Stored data
————

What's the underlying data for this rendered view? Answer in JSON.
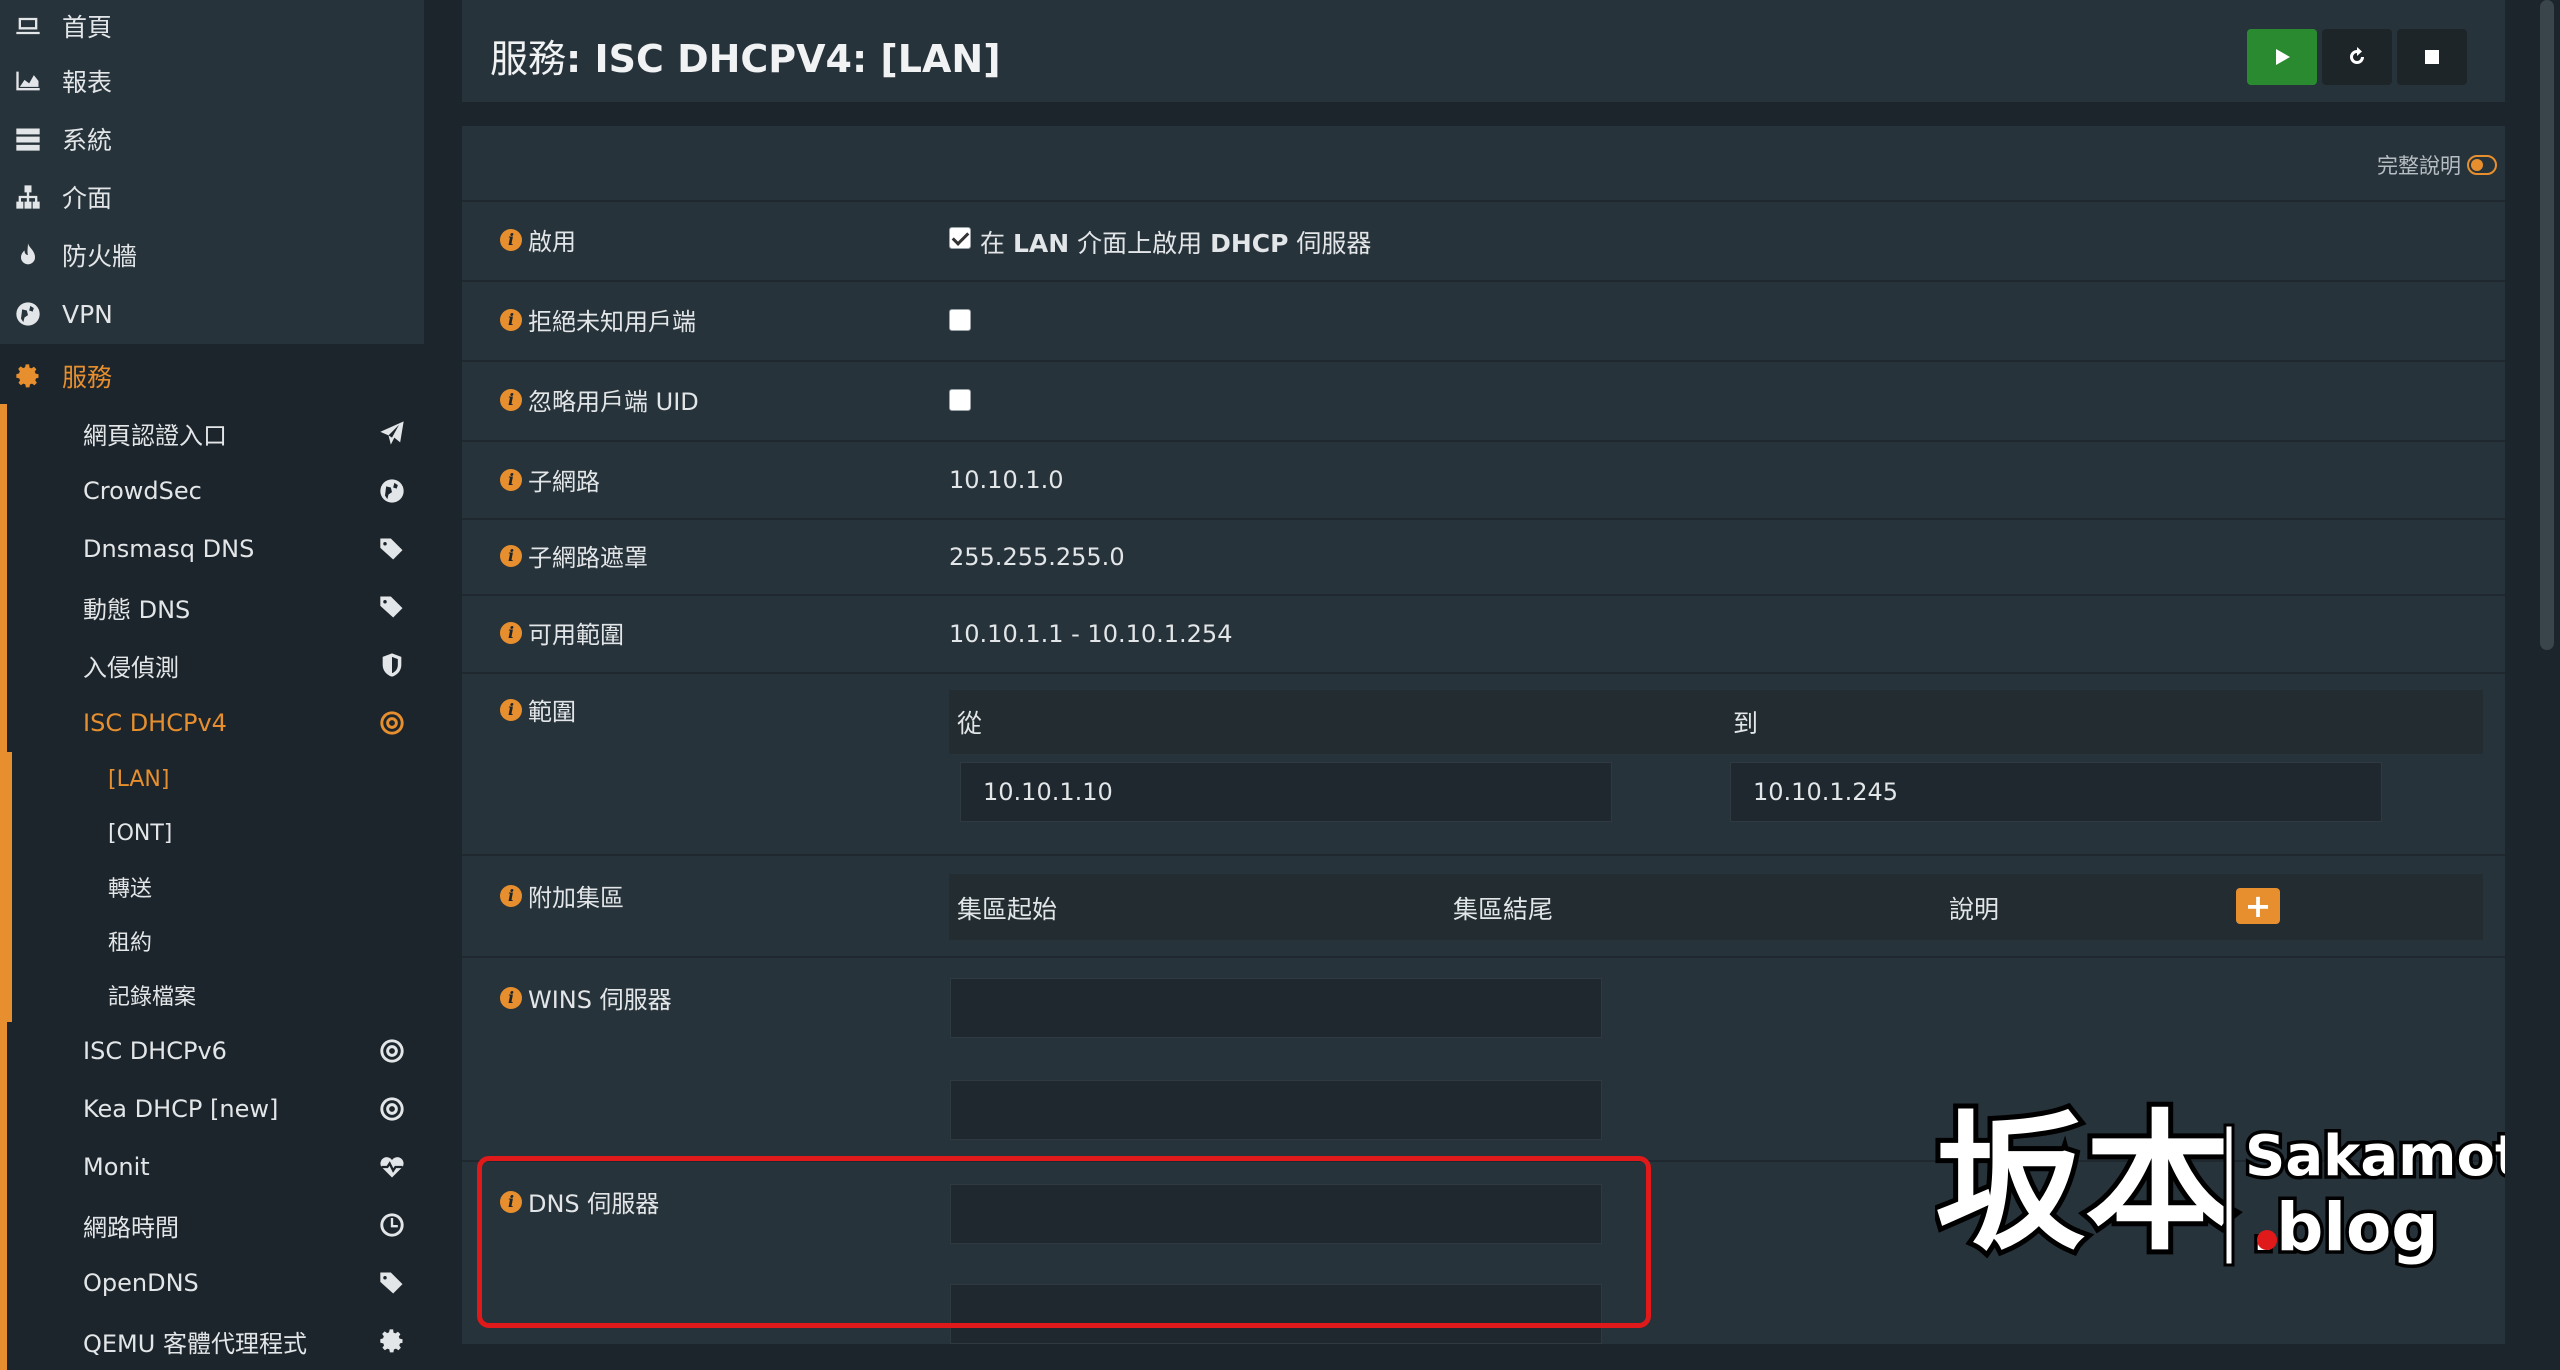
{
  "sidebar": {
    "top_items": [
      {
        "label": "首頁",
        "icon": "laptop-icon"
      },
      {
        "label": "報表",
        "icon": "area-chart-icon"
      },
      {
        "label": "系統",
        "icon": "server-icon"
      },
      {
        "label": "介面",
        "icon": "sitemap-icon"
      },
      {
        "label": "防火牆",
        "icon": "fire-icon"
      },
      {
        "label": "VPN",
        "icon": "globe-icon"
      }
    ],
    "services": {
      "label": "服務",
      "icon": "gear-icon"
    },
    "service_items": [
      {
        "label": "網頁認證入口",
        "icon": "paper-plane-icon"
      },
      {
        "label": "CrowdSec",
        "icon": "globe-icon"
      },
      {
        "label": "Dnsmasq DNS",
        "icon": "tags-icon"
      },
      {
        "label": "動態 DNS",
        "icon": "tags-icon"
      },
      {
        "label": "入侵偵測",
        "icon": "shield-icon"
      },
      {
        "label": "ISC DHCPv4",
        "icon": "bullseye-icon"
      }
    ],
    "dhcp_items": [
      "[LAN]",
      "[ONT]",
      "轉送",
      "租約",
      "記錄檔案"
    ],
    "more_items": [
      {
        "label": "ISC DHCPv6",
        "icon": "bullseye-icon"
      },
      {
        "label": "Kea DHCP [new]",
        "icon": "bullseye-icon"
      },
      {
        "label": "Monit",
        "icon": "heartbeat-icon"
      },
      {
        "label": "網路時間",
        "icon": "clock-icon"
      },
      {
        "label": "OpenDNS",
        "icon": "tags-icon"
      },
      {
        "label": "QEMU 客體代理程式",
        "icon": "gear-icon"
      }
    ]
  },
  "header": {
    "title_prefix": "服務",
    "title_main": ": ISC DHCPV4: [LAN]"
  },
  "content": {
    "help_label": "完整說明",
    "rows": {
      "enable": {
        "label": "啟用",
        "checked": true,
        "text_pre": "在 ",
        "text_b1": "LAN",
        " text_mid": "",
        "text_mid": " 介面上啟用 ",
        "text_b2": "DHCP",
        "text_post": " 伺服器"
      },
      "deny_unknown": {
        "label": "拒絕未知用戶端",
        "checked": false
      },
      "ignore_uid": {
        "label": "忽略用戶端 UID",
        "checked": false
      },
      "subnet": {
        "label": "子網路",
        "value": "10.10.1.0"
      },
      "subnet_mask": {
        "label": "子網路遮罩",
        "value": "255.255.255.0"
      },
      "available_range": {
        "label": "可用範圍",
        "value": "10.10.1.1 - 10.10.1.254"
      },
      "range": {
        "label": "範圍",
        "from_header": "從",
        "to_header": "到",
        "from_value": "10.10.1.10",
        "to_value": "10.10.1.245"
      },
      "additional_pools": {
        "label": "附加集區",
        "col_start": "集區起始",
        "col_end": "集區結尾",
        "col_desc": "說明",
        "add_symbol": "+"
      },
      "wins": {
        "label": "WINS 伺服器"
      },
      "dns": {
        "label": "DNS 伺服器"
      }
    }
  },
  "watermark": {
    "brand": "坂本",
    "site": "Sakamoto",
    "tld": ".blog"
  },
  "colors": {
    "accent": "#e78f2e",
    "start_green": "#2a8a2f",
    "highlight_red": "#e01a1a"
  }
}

————

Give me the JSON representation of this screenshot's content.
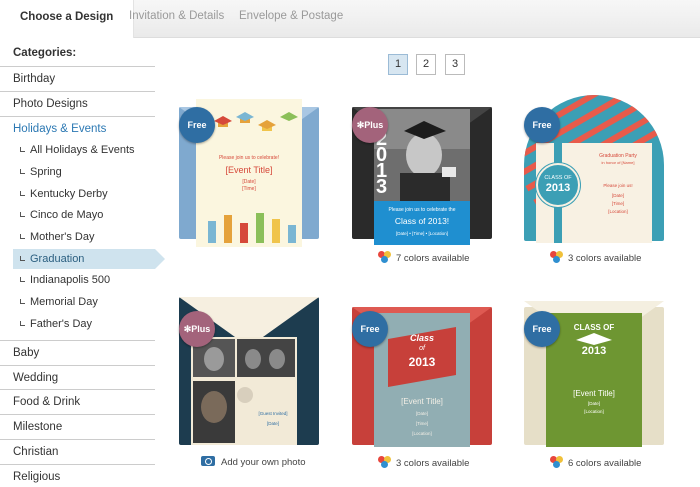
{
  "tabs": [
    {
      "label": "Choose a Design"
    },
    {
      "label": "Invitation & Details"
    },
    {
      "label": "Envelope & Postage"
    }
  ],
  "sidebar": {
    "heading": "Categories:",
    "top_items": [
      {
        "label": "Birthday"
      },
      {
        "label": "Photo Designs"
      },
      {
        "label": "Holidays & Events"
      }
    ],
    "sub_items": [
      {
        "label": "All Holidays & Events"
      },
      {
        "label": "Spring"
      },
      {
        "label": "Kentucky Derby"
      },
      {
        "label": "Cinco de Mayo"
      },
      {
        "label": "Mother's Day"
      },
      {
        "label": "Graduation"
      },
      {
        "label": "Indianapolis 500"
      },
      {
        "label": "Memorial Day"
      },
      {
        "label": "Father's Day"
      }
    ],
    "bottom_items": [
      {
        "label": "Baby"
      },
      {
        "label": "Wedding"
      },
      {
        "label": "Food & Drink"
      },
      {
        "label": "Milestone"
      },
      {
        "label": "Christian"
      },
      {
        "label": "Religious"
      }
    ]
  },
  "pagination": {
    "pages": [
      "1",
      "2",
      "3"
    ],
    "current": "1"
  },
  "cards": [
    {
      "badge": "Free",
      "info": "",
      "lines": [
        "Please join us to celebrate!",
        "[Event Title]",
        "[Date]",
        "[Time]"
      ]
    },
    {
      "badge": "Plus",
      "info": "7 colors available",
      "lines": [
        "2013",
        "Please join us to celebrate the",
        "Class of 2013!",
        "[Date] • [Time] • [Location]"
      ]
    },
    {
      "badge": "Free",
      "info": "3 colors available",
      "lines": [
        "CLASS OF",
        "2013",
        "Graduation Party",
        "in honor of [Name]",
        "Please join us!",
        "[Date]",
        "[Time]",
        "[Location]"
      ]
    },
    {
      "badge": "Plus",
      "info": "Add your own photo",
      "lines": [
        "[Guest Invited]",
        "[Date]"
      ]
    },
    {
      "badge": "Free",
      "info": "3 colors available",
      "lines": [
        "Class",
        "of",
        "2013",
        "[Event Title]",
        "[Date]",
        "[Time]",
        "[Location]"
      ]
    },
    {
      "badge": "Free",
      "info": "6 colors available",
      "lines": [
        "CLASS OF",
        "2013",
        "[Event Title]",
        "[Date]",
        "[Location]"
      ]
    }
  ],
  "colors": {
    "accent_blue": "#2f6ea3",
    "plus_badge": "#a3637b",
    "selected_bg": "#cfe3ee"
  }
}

————

### AIM
Copy each line that holds the word "info".

### ANSWER
      "info": "",
      "info": "7 colors available",
      "info": "3 colors available",
      "info": "Add your own photo",
      "info": "3 colors available",
      "info": "6 colors available",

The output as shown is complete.